Omit every picture and return the rest of the data unaltered.

——————————

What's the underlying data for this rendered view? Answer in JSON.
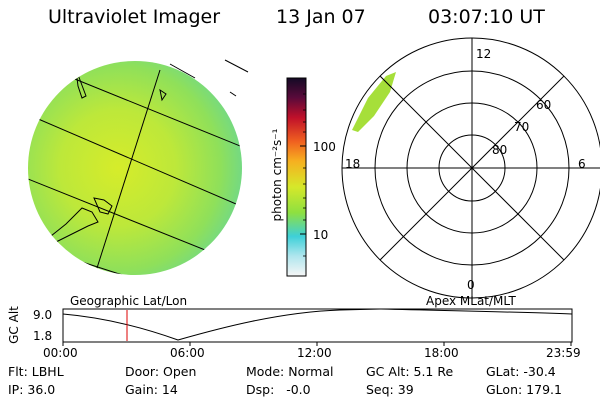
{
  "header": {
    "title": "Ultraviolet Imager",
    "date": "13 Jan 07",
    "time": "03:07:10 UT"
  },
  "colorbar": {
    "label": "photon cm⁻²s⁻¹",
    "ticks": [
      "100",
      "10"
    ],
    "scale": "log",
    "colors": [
      "#1a0b2e",
      "#c0102a",
      "#f28a1a",
      "#a6df2a",
      "#3ed0d0",
      "#ffffff"
    ]
  },
  "left_panel": {
    "label": "Geographic Lat/Lon"
  },
  "right_panel": {
    "label": "Apex MLat/MLT",
    "mlt_labels": {
      "top": "12",
      "bottom": "0",
      "left": "18",
      "right": "6"
    },
    "lat_labels": [
      "60",
      "70",
      "80"
    ]
  },
  "orbit_plot": {
    "ylabel": "GC Alt",
    "yticks": [
      "9.0",
      "1.8"
    ],
    "xticks": [
      "00:00",
      "06:00",
      "12:00",
      "18:00",
      "23:59"
    ],
    "marker_time": "03:07",
    "marker_color": "#dd0000"
  },
  "status": {
    "flt": "Flt: LBHL",
    "ip": "IP: 36.0",
    "door": "Door: Open",
    "gain": "Gain: 14",
    "mode": "Mode: Normal",
    "dsp": "Dsp:   -0.0",
    "gcalt": "GC Alt: 5.1 Re",
    "seq": "Seq: 39",
    "glat": "GLat: -30.4",
    "glon": "GLon: 179.1"
  }
}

——————————

[RESULT OF THE EXERCISE]:
What's the underlying data for this rendered view? Answer in JSON.
{
  "header": {
    "title": "Ultraviolet Imager",
    "date": "13 Jan 07",
    "time": "03:07:10 UT"
  },
  "colorbar": {
    "label": "photon cm⁻²s⁻¹",
    "ticks": [
      "100",
      "10"
    ],
    "scale": "log",
    "colors": [
      "#1a0b2e",
      "#c0102a",
      "#f28a1a",
      "#a6df2a",
      "#3ed0d0",
      "#ffffff"
    ]
  },
  "left_panel": {
    "label": "Geographic Lat/Lon"
  },
  "right_panel": {
    "label": "Apex MLat/MLT",
    "mlt_labels": {
      "top": "12",
      "bottom": "0",
      "left": "18",
      "right": "6"
    },
    "lat_labels": [
      "60",
      "70",
      "80"
    ]
  },
  "orbit_plot": {
    "ylabel": "GC Alt",
    "yticks": [
      "9.0",
      "1.8"
    ],
    "xticks": [
      "00:00",
      "06:00",
      "12:00",
      "18:00",
      "23:59"
    ],
    "marker_time": "03:07",
    "marker_color": "#dd0000"
  },
  "status": {
    "flt": "Flt: LBHL",
    "ip": "IP: 36.0",
    "door": "Door: Open",
    "gain": "Gain: 14",
    "mode": "Mode: Normal",
    "dsp": "Dsp:   -0.0",
    "gcalt": "GC Alt: 5.1 Re",
    "seq": "Seq: 39",
    "glat": "GLat: -30.4",
    "glon": "GLon: 179.1"
  }
}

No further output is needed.